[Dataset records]
+--

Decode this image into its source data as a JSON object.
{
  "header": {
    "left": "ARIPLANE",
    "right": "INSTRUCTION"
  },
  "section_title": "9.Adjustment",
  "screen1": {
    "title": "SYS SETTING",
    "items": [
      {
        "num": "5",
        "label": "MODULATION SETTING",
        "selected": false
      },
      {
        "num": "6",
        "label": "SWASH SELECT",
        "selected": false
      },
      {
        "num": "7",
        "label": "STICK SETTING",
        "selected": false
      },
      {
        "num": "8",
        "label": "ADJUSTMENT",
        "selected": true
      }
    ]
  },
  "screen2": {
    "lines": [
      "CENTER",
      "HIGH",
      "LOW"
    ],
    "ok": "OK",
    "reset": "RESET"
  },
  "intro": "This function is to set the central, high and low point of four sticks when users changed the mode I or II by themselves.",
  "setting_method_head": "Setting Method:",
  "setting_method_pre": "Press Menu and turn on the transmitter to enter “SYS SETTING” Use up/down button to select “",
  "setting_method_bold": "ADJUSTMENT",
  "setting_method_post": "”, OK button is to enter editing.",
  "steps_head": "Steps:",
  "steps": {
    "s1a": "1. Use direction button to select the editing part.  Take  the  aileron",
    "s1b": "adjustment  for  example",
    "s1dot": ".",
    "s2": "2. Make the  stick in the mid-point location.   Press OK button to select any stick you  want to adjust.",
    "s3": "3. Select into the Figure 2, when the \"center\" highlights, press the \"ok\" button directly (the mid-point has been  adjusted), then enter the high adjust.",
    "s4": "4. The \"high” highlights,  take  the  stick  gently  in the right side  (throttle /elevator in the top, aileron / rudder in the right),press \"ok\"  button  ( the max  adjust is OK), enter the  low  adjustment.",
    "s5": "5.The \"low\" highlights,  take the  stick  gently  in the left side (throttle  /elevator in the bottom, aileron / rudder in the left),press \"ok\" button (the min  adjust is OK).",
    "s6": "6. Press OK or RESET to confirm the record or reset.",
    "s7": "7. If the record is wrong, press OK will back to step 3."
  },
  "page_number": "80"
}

+--

WHAT YOU SHOULD DO: Every entry should be output exactly as written, please.

RESULT OF THIS EXERCISE:
Decode this image into its source data as a JSON object.
{
  "header": {
    "left": "ARIPLANE",
    "right": "INSTRUCTION"
  },
  "section_title": "9.Adjustment",
  "screen1": {
    "title": "SYS SETTING",
    "items": [
      {
        "num": "5",
        "label": "MODULATION SETTING",
        "selected": false
      },
      {
        "num": "6",
        "label": "SWASH SELECT",
        "selected": false
      },
      {
        "num": "7",
        "label": "STICK SETTING",
        "selected": false
      },
      {
        "num": "8",
        "label": "ADJUSTMENT",
        "selected": true
      }
    ]
  },
  "screen2": {
    "lines": [
      "CENTER",
      "HIGH",
      "LOW"
    ],
    "ok": "OK",
    "reset": "RESET"
  },
  "intro": "This function is to set the central, high and low point of four sticks when users changed the mode I or II by themselves.",
  "setting_method_head": "Setting Method:",
  "setting_method_pre": "Press Menu and turn on the transmitter to enter “SYS SETTING” Use up/down button to select “",
  "setting_method_bold": "ADJUSTMENT",
  "setting_method_post": "”, OK button is to enter editing.",
  "steps_head": "Steps:",
  "steps": {
    "s1a": "1. Use direction button to select the editing part.  Take  the  aileron",
    "s1b": "adjustment  for  example",
    "s1dot": ".",
    "s2": "2. Make the  stick in the mid-point location.   Press OK button to select any stick you  want to adjust.",
    "s3": "3. Select into the Figure 2, when the \"center\" highlights, press the \"ok\" button directly (the mid-point has been  adjusted), then enter the high adjust.",
    "s4": "4. The \"high” highlights,  take  the  stick  gently  in the right side  (throttle /elevator in the top, aileron / rudder in the right),press \"ok\"  button  ( the max  adjust is OK), enter the  low  adjustment.",
    "s5": "5.The \"low\" highlights,  take the  stick  gently  in the left side (throttle  /elevator in the bottom, aileron / rudder in the left),press \"ok\" button (the min  adjust is OK).",
    "s6": "6. Press OK or RESET to confirm the record or reset.",
    "s7": "7. If the record is wrong, press OK will back to step 3."
  },
  "page_number": "80"
}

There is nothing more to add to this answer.